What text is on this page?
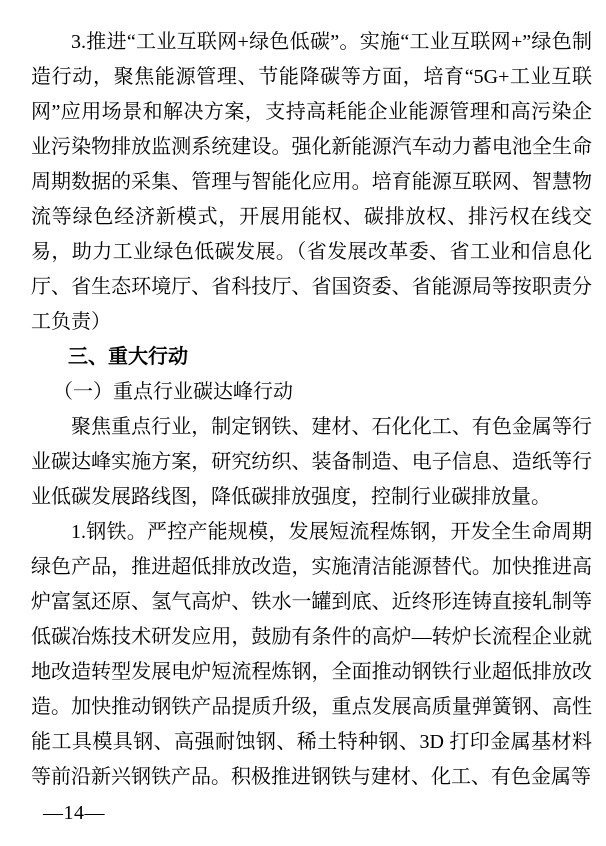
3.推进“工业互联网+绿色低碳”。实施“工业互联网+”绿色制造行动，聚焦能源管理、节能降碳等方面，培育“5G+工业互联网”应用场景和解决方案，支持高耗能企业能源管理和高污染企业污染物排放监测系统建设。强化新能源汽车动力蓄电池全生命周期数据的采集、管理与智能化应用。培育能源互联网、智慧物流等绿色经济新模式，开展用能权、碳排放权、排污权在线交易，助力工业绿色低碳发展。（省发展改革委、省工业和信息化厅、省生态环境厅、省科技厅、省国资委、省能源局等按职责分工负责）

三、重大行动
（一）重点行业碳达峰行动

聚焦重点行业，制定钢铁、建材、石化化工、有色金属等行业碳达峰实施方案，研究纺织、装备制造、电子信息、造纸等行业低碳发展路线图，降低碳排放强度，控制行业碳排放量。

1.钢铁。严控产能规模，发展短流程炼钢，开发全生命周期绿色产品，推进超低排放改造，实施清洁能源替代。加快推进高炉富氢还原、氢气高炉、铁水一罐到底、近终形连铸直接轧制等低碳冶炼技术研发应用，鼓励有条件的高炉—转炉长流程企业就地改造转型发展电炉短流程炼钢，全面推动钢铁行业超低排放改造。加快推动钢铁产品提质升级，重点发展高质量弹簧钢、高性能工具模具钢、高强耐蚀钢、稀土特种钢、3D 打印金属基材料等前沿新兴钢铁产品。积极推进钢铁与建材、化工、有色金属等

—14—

################

Omit every picture, and otherwise quote the entries exactly.

What text is on this page?
3.推进“工业互联网+绿色低碳”。实施“工业互联网+”绿色制造行动，聚焦能源管理、节能降碳等方面，培育“5G+工业互联网”应用场景和解决方案，支持高耗能企业能源管理和高污染企业污染物排放监测系统建设。强化新能源汽车动力蓄电池全生命周期数据的采集、管理与智能化应用。培育能源互联网、智慧物流等绿色经济新模式，开展用能权、碳排放权、排污权在线交易，助力工业绿色低碳发展。（省发展改革委、省工业和信息化厅、省生态环境厅、省科技厅、省国资委、省能源局等按职责分工负责）

三、重大行动
（一）重点行业碳达峰行动

聚焦重点行业，制定钢铁、建材、石化化工、有色金属等行业碳达峰实施方案，研究纺织、装备制造、电子信息、造纸等行业低碳发展路线图，降低碳排放强度，控制行业碳排放量。

1.钢铁。严控产能规模，发展短流程炼钢，开发全生命周期绿色产品，推进超低排放改造，实施清洁能源替代。加快推进高炉富氢还原、氢气高炉、铁水一罐到底、近终形连铸直接轧制等低碳冶炼技术研发应用，鼓励有条件的高炉—转炉长流程企业就地改造转型发展电炉短流程炼钢，全面推动钢铁行业超低排放改造。加快推动钢铁产品提质升级，重点发展高质量弹簧钢、高性能工具模具钢、高强耐蚀钢、稀土特种钢、3D 打印金属基材料等前沿新兴钢铁产品。积极推进钢铁与建材、化工、有色金属等

—14—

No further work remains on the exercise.